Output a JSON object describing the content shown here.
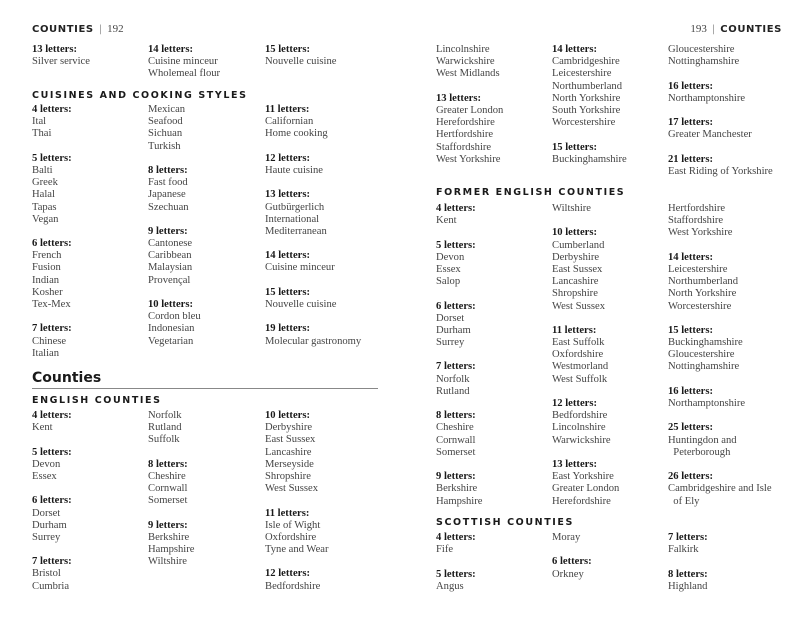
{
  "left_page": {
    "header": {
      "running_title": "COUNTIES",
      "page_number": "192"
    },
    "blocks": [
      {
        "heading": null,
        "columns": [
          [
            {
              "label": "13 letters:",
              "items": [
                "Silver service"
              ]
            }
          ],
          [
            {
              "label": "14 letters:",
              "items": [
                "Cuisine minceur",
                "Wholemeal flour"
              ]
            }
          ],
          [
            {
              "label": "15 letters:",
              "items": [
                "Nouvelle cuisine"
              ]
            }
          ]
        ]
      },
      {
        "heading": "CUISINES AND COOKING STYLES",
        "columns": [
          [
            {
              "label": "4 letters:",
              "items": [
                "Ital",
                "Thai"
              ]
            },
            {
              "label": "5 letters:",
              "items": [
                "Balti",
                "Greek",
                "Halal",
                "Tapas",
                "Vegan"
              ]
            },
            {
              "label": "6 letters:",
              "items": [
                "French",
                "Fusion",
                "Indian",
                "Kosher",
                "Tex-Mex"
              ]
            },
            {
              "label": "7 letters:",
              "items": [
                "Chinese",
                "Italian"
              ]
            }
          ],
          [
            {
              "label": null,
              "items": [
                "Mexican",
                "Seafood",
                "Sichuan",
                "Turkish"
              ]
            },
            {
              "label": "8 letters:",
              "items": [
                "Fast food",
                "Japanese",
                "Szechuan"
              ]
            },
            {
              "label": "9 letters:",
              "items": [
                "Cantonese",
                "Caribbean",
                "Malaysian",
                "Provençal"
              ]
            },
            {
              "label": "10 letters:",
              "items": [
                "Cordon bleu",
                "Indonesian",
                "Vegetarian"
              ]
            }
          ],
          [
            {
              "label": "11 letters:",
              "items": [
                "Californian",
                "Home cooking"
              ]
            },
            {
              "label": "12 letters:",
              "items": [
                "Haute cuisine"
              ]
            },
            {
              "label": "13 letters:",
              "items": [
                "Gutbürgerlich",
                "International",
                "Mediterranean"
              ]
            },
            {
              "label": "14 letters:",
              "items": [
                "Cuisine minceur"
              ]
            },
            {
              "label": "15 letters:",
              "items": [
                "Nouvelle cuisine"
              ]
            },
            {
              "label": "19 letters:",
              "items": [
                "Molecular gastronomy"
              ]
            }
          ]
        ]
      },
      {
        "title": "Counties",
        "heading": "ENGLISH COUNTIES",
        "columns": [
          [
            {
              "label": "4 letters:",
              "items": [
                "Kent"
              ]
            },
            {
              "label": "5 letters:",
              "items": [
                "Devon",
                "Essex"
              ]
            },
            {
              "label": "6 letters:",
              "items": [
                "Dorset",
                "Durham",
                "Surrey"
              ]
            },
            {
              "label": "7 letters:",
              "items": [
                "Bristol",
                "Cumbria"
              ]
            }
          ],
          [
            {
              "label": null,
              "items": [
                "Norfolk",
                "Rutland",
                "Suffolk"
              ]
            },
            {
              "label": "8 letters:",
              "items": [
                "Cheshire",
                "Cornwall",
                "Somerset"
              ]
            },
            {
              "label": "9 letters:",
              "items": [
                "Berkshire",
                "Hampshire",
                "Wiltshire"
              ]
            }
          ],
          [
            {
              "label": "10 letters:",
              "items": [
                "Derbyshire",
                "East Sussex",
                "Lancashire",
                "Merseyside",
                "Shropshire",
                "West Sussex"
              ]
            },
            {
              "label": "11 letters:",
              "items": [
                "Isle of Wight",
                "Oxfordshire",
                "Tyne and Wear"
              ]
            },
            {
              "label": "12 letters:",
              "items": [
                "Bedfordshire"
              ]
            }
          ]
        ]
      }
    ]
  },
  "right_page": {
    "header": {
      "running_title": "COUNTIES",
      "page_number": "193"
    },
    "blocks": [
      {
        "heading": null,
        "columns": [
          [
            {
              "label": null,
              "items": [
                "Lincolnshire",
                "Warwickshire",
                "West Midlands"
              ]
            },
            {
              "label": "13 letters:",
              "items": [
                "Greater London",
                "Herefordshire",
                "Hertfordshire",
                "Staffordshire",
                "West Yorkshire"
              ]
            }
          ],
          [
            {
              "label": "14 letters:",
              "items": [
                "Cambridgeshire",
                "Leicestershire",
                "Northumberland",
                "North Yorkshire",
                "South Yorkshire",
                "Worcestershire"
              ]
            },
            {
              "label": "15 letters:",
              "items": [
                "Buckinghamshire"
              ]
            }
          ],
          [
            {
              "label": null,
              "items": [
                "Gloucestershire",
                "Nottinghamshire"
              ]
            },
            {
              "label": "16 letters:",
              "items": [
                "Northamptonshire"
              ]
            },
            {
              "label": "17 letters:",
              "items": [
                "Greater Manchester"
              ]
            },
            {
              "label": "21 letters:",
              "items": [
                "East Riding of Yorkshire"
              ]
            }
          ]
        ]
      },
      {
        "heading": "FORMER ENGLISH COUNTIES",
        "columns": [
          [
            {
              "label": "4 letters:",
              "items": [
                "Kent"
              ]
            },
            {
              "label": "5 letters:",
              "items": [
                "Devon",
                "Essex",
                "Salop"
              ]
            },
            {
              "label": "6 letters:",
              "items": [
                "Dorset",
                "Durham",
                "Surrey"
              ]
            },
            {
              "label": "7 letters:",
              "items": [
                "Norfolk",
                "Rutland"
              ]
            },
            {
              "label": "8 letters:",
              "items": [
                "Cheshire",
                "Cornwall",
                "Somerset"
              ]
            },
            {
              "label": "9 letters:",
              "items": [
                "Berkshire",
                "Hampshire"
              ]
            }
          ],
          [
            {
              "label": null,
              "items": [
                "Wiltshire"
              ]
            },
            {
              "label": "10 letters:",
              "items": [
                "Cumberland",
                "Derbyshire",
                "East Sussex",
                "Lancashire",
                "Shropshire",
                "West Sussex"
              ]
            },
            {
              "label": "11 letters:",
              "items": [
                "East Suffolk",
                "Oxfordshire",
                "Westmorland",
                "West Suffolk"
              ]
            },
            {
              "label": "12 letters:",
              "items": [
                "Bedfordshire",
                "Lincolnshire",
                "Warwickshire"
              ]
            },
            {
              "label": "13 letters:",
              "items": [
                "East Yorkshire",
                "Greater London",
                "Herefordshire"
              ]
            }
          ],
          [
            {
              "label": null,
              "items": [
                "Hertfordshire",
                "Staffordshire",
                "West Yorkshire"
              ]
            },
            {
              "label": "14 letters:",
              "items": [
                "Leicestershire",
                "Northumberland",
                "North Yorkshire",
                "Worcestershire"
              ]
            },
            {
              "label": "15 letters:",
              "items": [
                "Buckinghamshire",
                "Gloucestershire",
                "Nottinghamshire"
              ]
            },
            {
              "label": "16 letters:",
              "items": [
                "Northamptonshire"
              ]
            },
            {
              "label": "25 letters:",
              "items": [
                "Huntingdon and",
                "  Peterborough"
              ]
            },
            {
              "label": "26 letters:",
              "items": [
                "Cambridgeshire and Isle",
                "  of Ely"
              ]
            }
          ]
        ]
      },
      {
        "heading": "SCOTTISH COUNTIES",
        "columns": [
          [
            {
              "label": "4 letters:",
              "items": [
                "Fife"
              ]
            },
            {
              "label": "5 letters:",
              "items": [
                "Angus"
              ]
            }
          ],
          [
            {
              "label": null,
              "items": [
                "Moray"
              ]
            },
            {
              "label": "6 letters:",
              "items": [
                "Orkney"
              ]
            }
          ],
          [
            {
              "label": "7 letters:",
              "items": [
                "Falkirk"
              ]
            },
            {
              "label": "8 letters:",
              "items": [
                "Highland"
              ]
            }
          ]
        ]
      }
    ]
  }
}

==*==

WHAT IS BEING ASKED - Go through the listing above and quote it exactly, apart from its images.

SOLUTION FOR THIS EXERCISE -
Output a JSON object describing the content shown here.
{
  "left_page": {
    "header": {
      "running_title": "COUNTIES",
      "page_number": "192"
    },
    "blocks": [
      {
        "heading": null,
        "columns": [
          [
            {
              "label": "13 letters:",
              "items": [
                "Silver service"
              ]
            }
          ],
          [
            {
              "label": "14 letters:",
              "items": [
                "Cuisine minceur",
                "Wholemeal flour"
              ]
            }
          ],
          [
            {
              "label": "15 letters:",
              "items": [
                "Nouvelle cuisine"
              ]
            }
          ]
        ]
      },
      {
        "heading": "CUISINES AND COOKING STYLES",
        "columns": [
          [
            {
              "label": "4 letters:",
              "items": [
                "Ital",
                "Thai"
              ]
            },
            {
              "label": "5 letters:",
              "items": [
                "Balti",
                "Greek",
                "Halal",
                "Tapas",
                "Vegan"
              ]
            },
            {
              "label": "6 letters:",
              "items": [
                "French",
                "Fusion",
                "Indian",
                "Kosher",
                "Tex-Mex"
              ]
            },
            {
              "label": "7 letters:",
              "items": [
                "Chinese",
                "Italian"
              ]
            }
          ],
          [
            {
              "label": null,
              "items": [
                "Mexican",
                "Seafood",
                "Sichuan",
                "Turkish"
              ]
            },
            {
              "label": "8 letters:",
              "items": [
                "Fast food",
                "Japanese",
                "Szechuan"
              ]
            },
            {
              "label": "9 letters:",
              "items": [
                "Cantonese",
                "Caribbean",
                "Malaysian",
                "Provençal"
              ]
            },
            {
              "label": "10 letters:",
              "items": [
                "Cordon bleu",
                "Indonesian",
                "Vegetarian"
              ]
            }
          ],
          [
            {
              "label": "11 letters:",
              "items": [
                "Californian",
                "Home cooking"
              ]
            },
            {
              "label": "12 letters:",
              "items": [
                "Haute cuisine"
              ]
            },
            {
              "label": "13 letters:",
              "items": [
                "Gutbürgerlich",
                "International",
                "Mediterranean"
              ]
            },
            {
              "label": "14 letters:",
              "items": [
                "Cuisine minceur"
              ]
            },
            {
              "label": "15 letters:",
              "items": [
                "Nouvelle cuisine"
              ]
            },
            {
              "label": "19 letters:",
              "items": [
                "Molecular gastronomy"
              ]
            }
          ]
        ]
      },
      {
        "title": "Counties",
        "heading": "ENGLISH COUNTIES",
        "columns": [
          [
            {
              "label": "4 letters:",
              "items": [
                "Kent"
              ]
            },
            {
              "label": "5 letters:",
              "items": [
                "Devon",
                "Essex"
              ]
            },
            {
              "label": "6 letters:",
              "items": [
                "Dorset",
                "Durham",
                "Surrey"
              ]
            },
            {
              "label": "7 letters:",
              "items": [
                "Bristol",
                "Cumbria"
              ]
            }
          ],
          [
            {
              "label": null,
              "items": [
                "Norfolk",
                "Rutland",
                "Suffolk"
              ]
            },
            {
              "label": "8 letters:",
              "items": [
                "Cheshire",
                "Cornwall",
                "Somerset"
              ]
            },
            {
              "label": "9 letters:",
              "items": [
                "Berkshire",
                "Hampshire",
                "Wiltshire"
              ]
            }
          ],
          [
            {
              "label": "10 letters:",
              "items": [
                "Derbyshire",
                "East Sussex",
                "Lancashire",
                "Merseyside",
                "Shropshire",
                "West Sussex"
              ]
            },
            {
              "label": "11 letters:",
              "items": [
                "Isle of Wight",
                "Oxfordshire",
                "Tyne and Wear"
              ]
            },
            {
              "label": "12 letters:",
              "items": [
                "Bedfordshire"
              ]
            }
          ]
        ]
      }
    ]
  },
  "right_page": {
    "header": {
      "running_title": "COUNTIES",
      "page_number": "193"
    },
    "blocks": [
      {
        "heading": null,
        "columns": [
          [
            {
              "label": null,
              "items": [
                "Lincolnshire",
                "Warwickshire",
                "West Midlands"
              ]
            },
            {
              "label": "13 letters:",
              "items": [
                "Greater London",
                "Herefordshire",
                "Hertfordshire",
                "Staffordshire",
                "West Yorkshire"
              ]
            }
          ],
          [
            {
              "label": "14 letters:",
              "items": [
                "Cambridgeshire",
                "Leicestershire",
                "Northumberland",
                "North Yorkshire",
                "South Yorkshire",
                "Worcestershire"
              ]
            },
            {
              "label": "15 letters:",
              "items": [
                "Buckinghamshire"
              ]
            }
          ],
          [
            {
              "label": null,
              "items": [
                "Gloucestershire",
                "Nottinghamshire"
              ]
            },
            {
              "label": "16 letters:",
              "items": [
                "Northamptonshire"
              ]
            },
            {
              "label": "17 letters:",
              "items": [
                "Greater Manchester"
              ]
            },
            {
              "label": "21 letters:",
              "items": [
                "East Riding of Yorkshire"
              ]
            }
          ]
        ]
      },
      {
        "heading": "FORMER ENGLISH COUNTIES",
        "columns": [
          [
            {
              "label": "4 letters:",
              "items": [
                "Kent"
              ]
            },
            {
              "label": "5 letters:",
              "items": [
                "Devon",
                "Essex",
                "Salop"
              ]
            },
            {
              "label": "6 letters:",
              "items": [
                "Dorset",
                "Durham",
                "Surrey"
              ]
            },
            {
              "label": "7 letters:",
              "items": [
                "Norfolk",
                "Rutland"
              ]
            },
            {
              "label": "8 letters:",
              "items": [
                "Cheshire",
                "Cornwall",
                "Somerset"
              ]
            },
            {
              "label": "9 letters:",
              "items": [
                "Berkshire",
                "Hampshire"
              ]
            }
          ],
          [
            {
              "label": null,
              "items": [
                "Wiltshire"
              ]
            },
            {
              "label": "10 letters:",
              "items": [
                "Cumberland",
                "Derbyshire",
                "East Sussex",
                "Lancashire",
                "Shropshire",
                "West Sussex"
              ]
            },
            {
              "label": "11 letters:",
              "items": [
                "East Suffolk",
                "Oxfordshire",
                "Westmorland",
                "West Suffolk"
              ]
            },
            {
              "label": "12 letters:",
              "items": [
                "Bedfordshire",
                "Lincolnshire",
                "Warwickshire"
              ]
            },
            {
              "label": "13 letters:",
              "items": [
                "East Yorkshire",
                "Greater London",
                "Herefordshire"
              ]
            }
          ],
          [
            {
              "label": null,
              "items": [
                "Hertfordshire",
                "Staffordshire",
                "West Yorkshire"
              ]
            },
            {
              "label": "14 letters:",
              "items": [
                "Leicestershire",
                "Northumberland",
                "North Yorkshire",
                "Worcestershire"
              ]
            },
            {
              "label": "15 letters:",
              "items": [
                "Buckinghamshire",
                "Gloucestershire",
                "Nottinghamshire"
              ]
            },
            {
              "label": "16 letters:",
              "items": [
                "Northamptonshire"
              ]
            },
            {
              "label": "25 letters:",
              "items": [
                "Huntingdon and",
                "  Peterborough"
              ]
            },
            {
              "label": "26 letters:",
              "items": [
                "Cambridgeshire and Isle",
                "  of Ely"
              ]
            }
          ]
        ]
      },
      {
        "heading": "SCOTTISH COUNTIES",
        "columns": [
          [
            {
              "label": "4 letters:",
              "items": [
                "Fife"
              ]
            },
            {
              "label": "5 letters:",
              "items": [
                "Angus"
              ]
            }
          ],
          [
            {
              "label": null,
              "items": [
                "Moray"
              ]
            },
            {
              "label": "6 letters:",
              "items": [
                "Orkney"
              ]
            }
          ],
          [
            {
              "label": "7 letters:",
              "items": [
                "Falkirk"
              ]
            },
            {
              "label": "8 letters:",
              "items": [
                "Highland"
              ]
            }
          ]
        ]
      }
    ]
  }
}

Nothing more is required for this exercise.